-- Start --

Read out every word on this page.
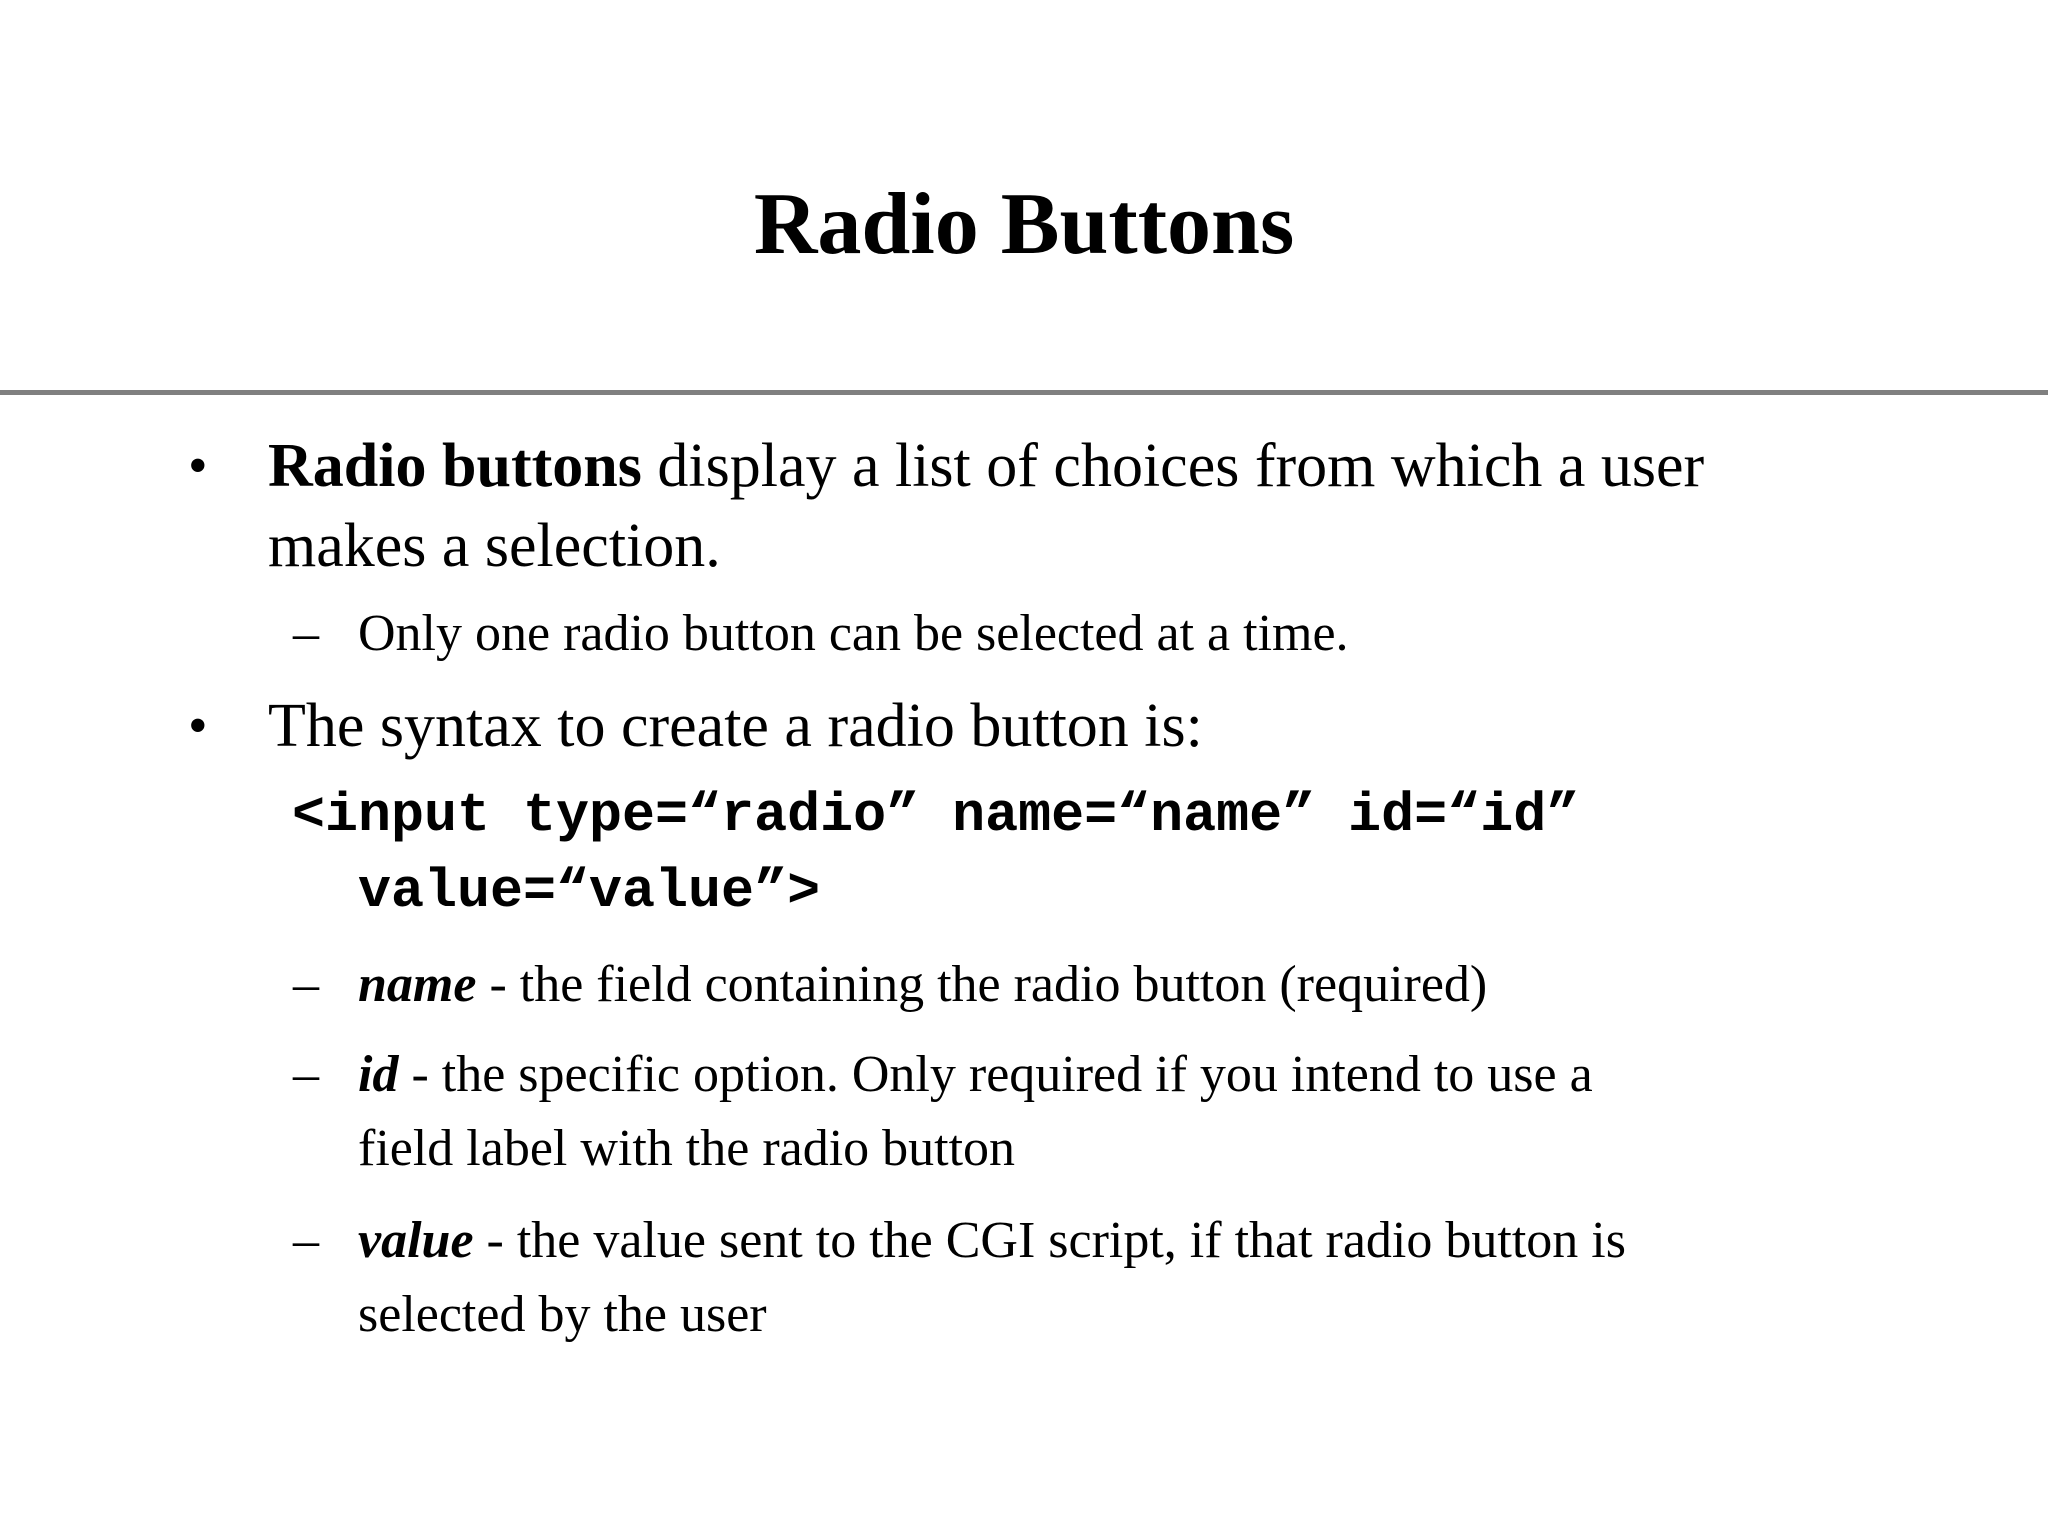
Radio Buttons
• Radio buttons display a list of choices from which a user
makes a selection.
– Only one radio button can be selected at a time.
• The syntax to create a radio button is:
<input type=“radio” name=“name” id=“id”
value=“value”>
– name - the field containing the radio button (required)
– id - the specific option. Only required if you intend to use a
field label with the radio button
– value - the value sent to the CGI script, if that radio button is
selected by the user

-- End --

> **Exercise aim**
Go through the entries above and print each one exactly, minus the pictures.

> **Task answer**
Read out every word on this page.
Radio Buttons
• Radio buttons display a list of choices from which a user
makes a selection.
– Only one radio button can be selected at a time.
• The syntax to create a radio button is:
<input type=“radio” name=“name” id=“id”
value=“value”>
– name - the field containing the radio button (required)
– id - the specific option. Only required if you intend to use a
field label with the radio button
– value - the value sent to the CGI script, if that radio button is
selected by the user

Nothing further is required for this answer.